▶ _Task objective_
Extract every entry word for word. Skip the pictures.

▶ _Stored rows_
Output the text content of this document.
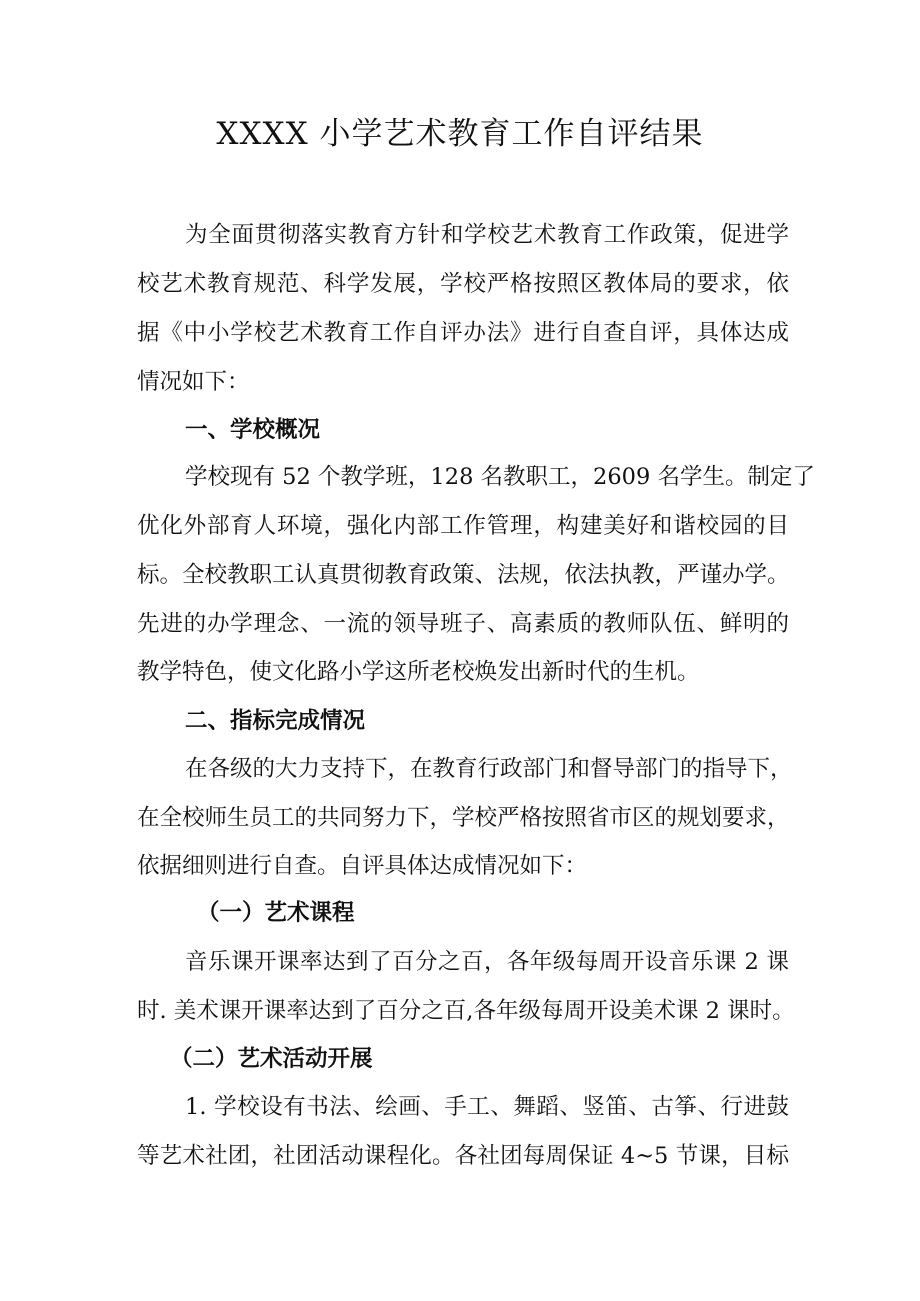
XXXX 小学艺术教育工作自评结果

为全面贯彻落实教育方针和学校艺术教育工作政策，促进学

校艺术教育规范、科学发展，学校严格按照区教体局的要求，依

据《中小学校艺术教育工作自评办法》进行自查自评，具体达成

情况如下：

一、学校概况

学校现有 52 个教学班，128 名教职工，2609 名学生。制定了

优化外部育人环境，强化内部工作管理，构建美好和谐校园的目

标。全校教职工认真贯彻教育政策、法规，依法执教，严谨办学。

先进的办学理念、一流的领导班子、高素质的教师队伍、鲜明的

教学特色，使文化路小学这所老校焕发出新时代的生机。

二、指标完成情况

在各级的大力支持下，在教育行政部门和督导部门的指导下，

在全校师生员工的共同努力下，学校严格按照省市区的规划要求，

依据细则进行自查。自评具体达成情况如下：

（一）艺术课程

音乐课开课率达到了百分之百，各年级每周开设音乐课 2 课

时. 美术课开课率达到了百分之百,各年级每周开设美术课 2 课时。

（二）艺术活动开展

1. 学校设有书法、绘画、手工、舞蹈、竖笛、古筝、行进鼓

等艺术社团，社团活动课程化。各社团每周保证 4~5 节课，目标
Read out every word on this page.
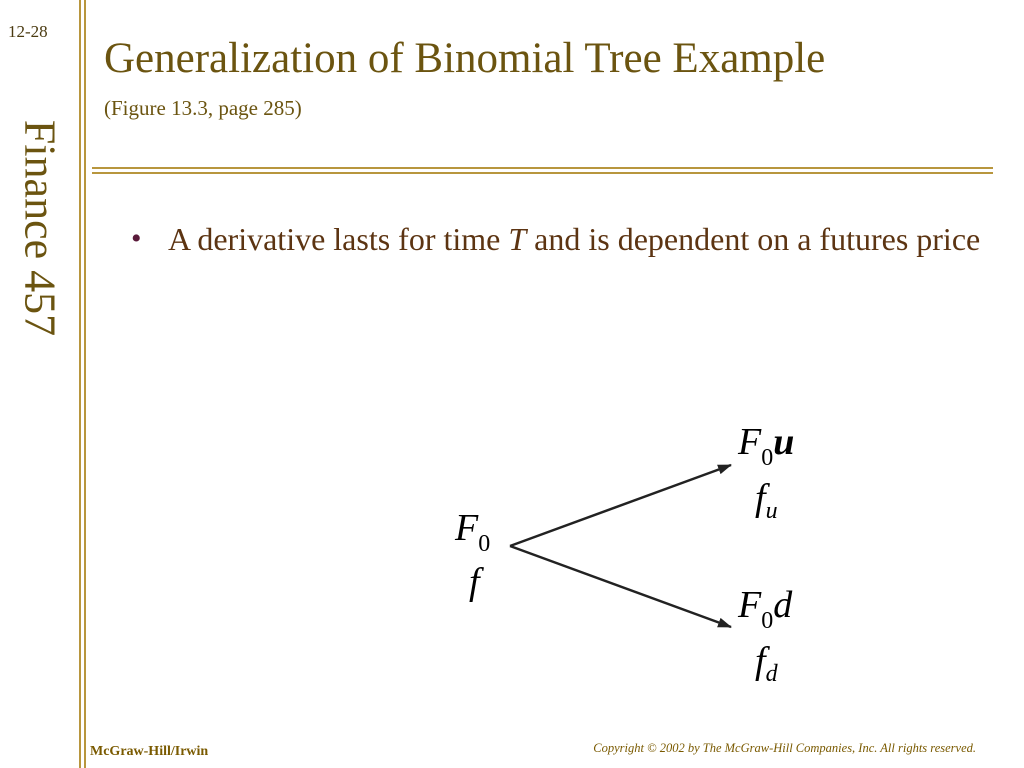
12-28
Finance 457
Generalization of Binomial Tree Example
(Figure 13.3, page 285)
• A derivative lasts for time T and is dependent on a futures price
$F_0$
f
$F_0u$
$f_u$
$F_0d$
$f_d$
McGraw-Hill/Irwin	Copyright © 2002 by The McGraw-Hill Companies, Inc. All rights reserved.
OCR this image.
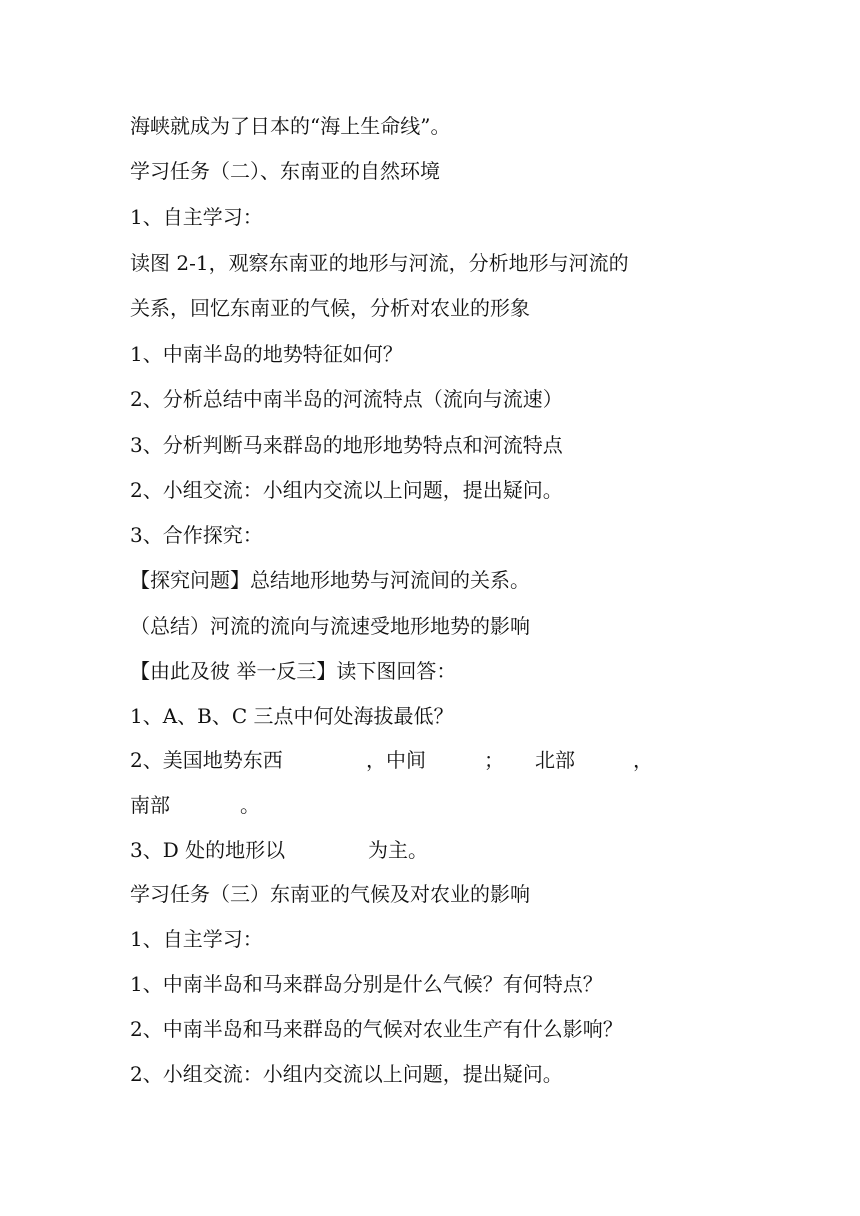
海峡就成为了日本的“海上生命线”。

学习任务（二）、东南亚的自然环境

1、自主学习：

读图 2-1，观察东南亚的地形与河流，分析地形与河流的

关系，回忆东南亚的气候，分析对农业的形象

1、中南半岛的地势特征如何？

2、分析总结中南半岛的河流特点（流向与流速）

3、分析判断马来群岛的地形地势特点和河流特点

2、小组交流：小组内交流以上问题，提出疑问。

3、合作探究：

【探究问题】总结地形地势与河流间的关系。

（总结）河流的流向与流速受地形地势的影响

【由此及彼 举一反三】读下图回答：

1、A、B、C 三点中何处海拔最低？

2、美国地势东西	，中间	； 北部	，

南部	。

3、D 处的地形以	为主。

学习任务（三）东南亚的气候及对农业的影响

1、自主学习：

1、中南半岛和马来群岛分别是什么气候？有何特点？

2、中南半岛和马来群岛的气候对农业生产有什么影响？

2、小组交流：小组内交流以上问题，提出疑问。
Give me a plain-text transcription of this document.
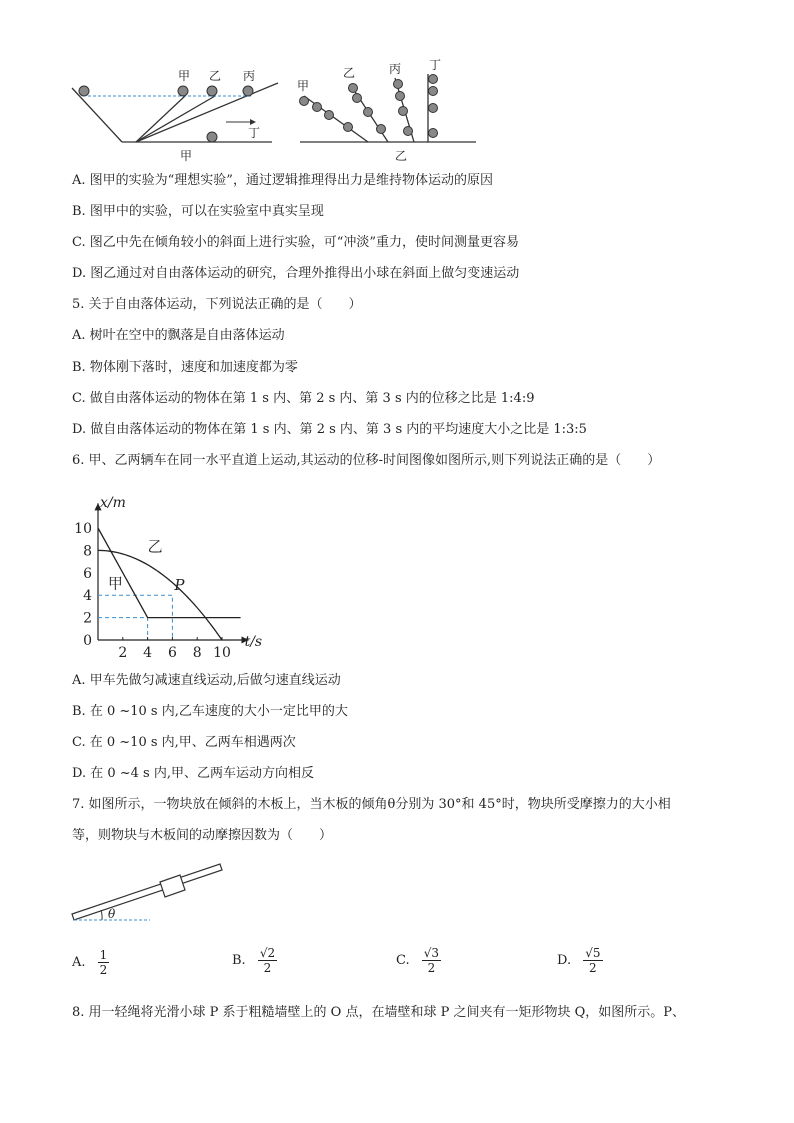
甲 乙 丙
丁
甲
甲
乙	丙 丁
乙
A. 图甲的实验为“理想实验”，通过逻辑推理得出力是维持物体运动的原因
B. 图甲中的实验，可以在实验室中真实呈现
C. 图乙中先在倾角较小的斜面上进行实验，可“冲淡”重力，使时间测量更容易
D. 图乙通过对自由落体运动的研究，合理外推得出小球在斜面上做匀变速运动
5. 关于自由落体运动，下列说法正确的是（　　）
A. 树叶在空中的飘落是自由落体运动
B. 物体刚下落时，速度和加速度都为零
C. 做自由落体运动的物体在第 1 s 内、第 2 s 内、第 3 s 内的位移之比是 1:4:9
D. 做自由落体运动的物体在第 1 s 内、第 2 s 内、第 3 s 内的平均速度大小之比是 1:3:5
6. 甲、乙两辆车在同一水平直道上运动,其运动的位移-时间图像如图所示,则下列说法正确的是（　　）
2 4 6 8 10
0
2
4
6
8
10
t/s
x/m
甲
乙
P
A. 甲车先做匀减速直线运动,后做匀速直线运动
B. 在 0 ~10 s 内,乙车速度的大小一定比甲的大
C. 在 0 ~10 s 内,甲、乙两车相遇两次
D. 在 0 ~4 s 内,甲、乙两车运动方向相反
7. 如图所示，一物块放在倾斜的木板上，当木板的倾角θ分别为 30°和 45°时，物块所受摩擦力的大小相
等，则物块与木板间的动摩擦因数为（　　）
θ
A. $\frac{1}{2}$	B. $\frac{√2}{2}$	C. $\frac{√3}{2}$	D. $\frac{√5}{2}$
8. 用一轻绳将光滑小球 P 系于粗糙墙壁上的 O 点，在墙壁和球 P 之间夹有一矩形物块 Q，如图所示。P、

▶ _Written reply_
Output the text content of this document.
XXXX 小学艺术教育工作自评结果

为全面贯彻落实教育方针和学校艺术教育工作政策，促进学

校艺术教育规范、科学发展，学校严格按照区教体局的要求，依

据《中小学校艺术教育工作自评办法》进行自查自评，具体达成

情况如下：

一、学校概况

学校现有 52 个教学班，128 名教职工，2609 名学生。制定了

优化外部育人环境，强化内部工作管理，构建美好和谐校园的目

标。全校教职工认真贯彻教育政策、法规，依法执教，严谨办学。

先进的办学理念、一流的领导班子、高素质的教师队伍、鲜明的

教学特色，使文化路小学这所老校焕发出新时代的生机。

二、指标完成情况

在各级的大力支持下，在教育行政部门和督导部门的指导下，

在全校师生员工的共同努力下，学校严格按照省市区的规划要求，

依据细则进行自查。自评具体达成情况如下：

（一）艺术课程

音乐课开课率达到了百分之百，各年级每周开设音乐课 2 课

时. 美术课开课率达到了百分之百,各年级每周开设美术课 2 课时。

（二）艺术活动开展

1. 学校设有书法、绘画、手工、舞蹈、竖笛、古筝、行进鼓

等艺术社团，社团活动课程化。各社团每周保证 4~5 节课，目标
Read out every word on this page.
12-28
Finance 457
Generalization of Binomial Tree Example
(Figure 13.3, page 285)
• A derivative lasts for time T and is dependent on a futures price
$F_0$
f
$F_0u$
$f_u$
$F_0d$
$f_d$
McGraw-Hill/Irwin	Copyright © 2002 by The McGraw-Hill Companies, Inc. All rights reserved.
OCR this image.
海峡就成为了日本的“海上生命线”。

学习任务（二）、东南亚的自然环境

1、自主学习：

读图 2-1，观察东南亚的地形与河流，分析地形与河流的

关系，回忆东南亚的气候，分析对农业的形象

1、中南半岛的地势特征如何？

2、分析总结中南半岛的河流特点（流向与流速）

3、分析判断马来群岛的地形地势特点和河流特点

2、小组交流：小组内交流以上问题，提出疑问。

3、合作探究：

【探究问题】总结地形地势与河流间的关系。

（总结）河流的流向与流速受地形地势的影响

【由此及彼 举一反三】读下图回答：

1、A、B、C 三点中何处海拔最低？

2、美国地势东西	，中间	； 北部	，

南部	。

3、D 处的地形以	为主。

学习任务（三）东南亚的气候及对农业的影响

1、自主学习：

1、中南半岛和马来群岛分别是什么气候？有何特点？

2、中南半岛和马来群岛的气候对农业生产有什么影响？

2、小组交流：小组内交流以上问题，提出疑问。
Give me a plain-text transcription of this document.
甲 乙 丙
丁
甲
甲
乙	丙 丁
乙
A. 图甲的实验为“理想实验”，通过逻辑推理得出力是维持物体运动的原因
B. 图甲中的实验，可以在实验室中真实呈现
C. 图乙中先在倾角较小的斜面上进行实验，可“冲淡”重力，使时间测量更容易
D. 图乙通过对自由落体运动的研究，合理外推得出小球在斜面上做匀变速运动
5. 关于自由落体运动，下列说法正确的是（　　）
A. 树叶在空中的飘落是自由落体运动
B. 物体刚下落时，速度和加速度都为零
C. 做自由落体运动的物体在第 1 s 内、第 2 s 内、第 3 s 内的位移之比是 1:4:9
D. 做自由落体运动的物体在第 1 s 内、第 2 s 内、第 3 s 内的平均速度大小之比是 1:3:5
6. 甲、乙两辆车在同一水平直道上运动,其运动的位移-时间图像如图所示,则下列说法正确的是（　　）
2 4 6 8 10
0
2
4
6
8
10
t/s
x/m
甲
乙
P
A. 甲车先做匀减速直线运动,后做匀速直线运动
B. 在 0 ~10 s 内,乙车速度的大小一定比甲的大
C. 在 0 ~10 s 内,甲、乙两车相遇两次
D. 在 0 ~4 s 内,甲、乙两车运动方向相反
7. 如图所示，一物块放在倾斜的木板上，当木板的倾角θ分别为 30°和 45°时，物块所受摩擦力的大小相
等，则物块与木板间的动摩擦因数为（　　）
θ
A. $\frac{1}{2}$	B. $\frac{√2}{2}$	C. $\frac{√3}{2}$	D. $\frac{√5}{2}$
8. 用一轻绳将光滑小球 P 系于粗糙墙壁上的 O 点，在墙壁和球 P 之间夹有一矩形物块 Q，如图所示。P、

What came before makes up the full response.